▶ **TASK BRIEF**:
What you return should match every record exactly, with the images removed.

--- Begin RECORDS PROVIDED ---

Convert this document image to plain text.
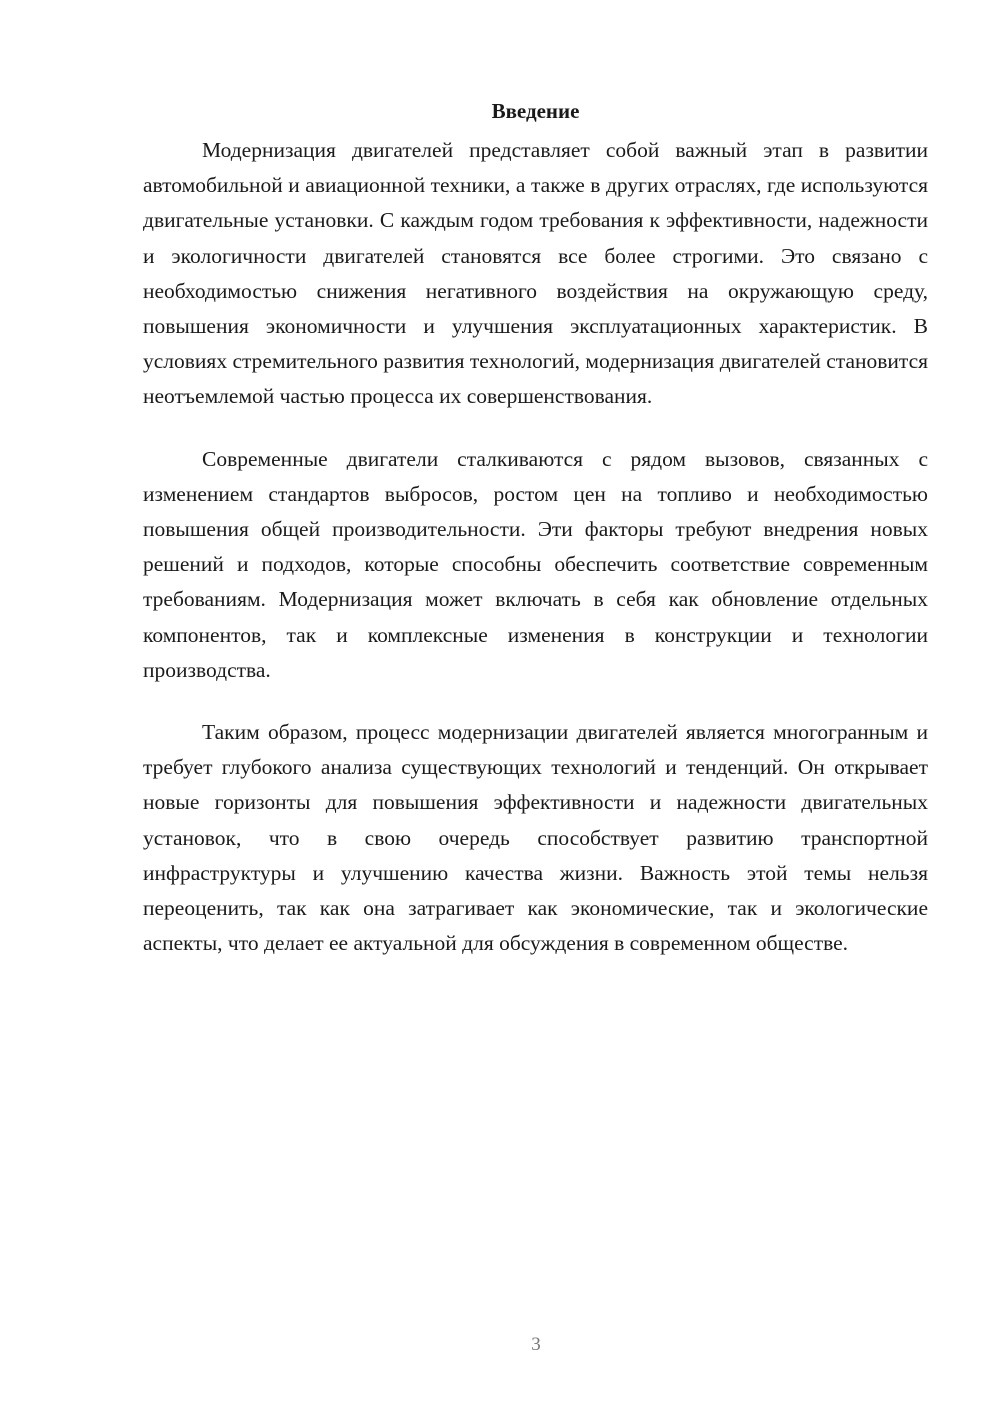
Введение

Модернизация двигателей представляет собой важный этап в развитии автомобильной и авиационной техники, а также в других отраслях, где используются двигательные установки. С каждым годом требования к эффективности, надежности и экологичности двигателей становятся все более строгими. Это связано с необходимостью снижения негативного воздействия на окружающую среду, повышения экономичности и улучшения эксплуатационных характеристик. В условиях стремительного развития технологий, модернизация двигателей становится неотъемлемой частью процесса их совершенствования.

Современные двигатели сталкиваются с рядом вызовов, связанных с изменением стандартов выбросов, ростом цен на топливо и необходимостью повышения общей производительности. Эти факторы требуют внедрения новых решений и подходов, которые способны обеспечить соответствие современным требованиям. Модернизация может включать в себя как обновление отдельных компонентов, так и комплексные изменения в конструкции и технологии производства.

Таким образом, процесс модернизации двигателей является многогранным и требует глубокого анализа существующих технологий и тенденций. Он открывает новые горизонты для повышения эффективности и надежности двигательных установок, что в свою очередь способствует развитию транспортной инфраструктуры и улучшению качества жизни. Важность этой темы нельзя переоценить, так как она затрагивает как экономические, так и экологические аспекты, что делает ее актуальной для обсуждения в современном обществе.

3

--- End RECORDS PROVIDED ---

▶ **TASK SOLUTION**:
Convert this document image to plain text.
Введение

Модернизация двигателей представляет собой важный этап в развитии автомобильной и авиационной техники, а также в других отраслях, где используются двигательные установки. С каждым годом требования к эффективности, надежности и экологичности двигателей становятся все более строгими. Это связано с необходимостью снижения негативного воздействия на окружающую среду, повышения экономичности и улучшения эксплуатационных характеристик. В условиях стремительного развития технологий, модернизация двигателей становится неотъемлемой частью процесса их совершенствования.

Современные двигатели сталкиваются с рядом вызовов, связанных с изменением стандартов выбросов, ростом цен на топливо и необходимостью повышения общей производительности. Эти факторы требуют внедрения новых решений и подходов, которые способны обеспечить соответствие современным требованиям. Модернизация может включать в себя как обновление отдельных компонентов, так и комплексные изменения в конструкции и технологии производства.

Таким образом, процесс модернизации двигателей является многогранным и требует глубокого анализа существующих технологий и тенденций. Он открывает новые горизонты для повышения эффективности и надежности двигательных установок, что в свою очередь способствует развитию транспортной инфраструктуры и улучшению качества жизни. Важность этой темы нельзя переоценить, так как она затрагивает как экономические, так и экологические аспекты, что делает ее актуальной для обсуждения в современном обществе.

3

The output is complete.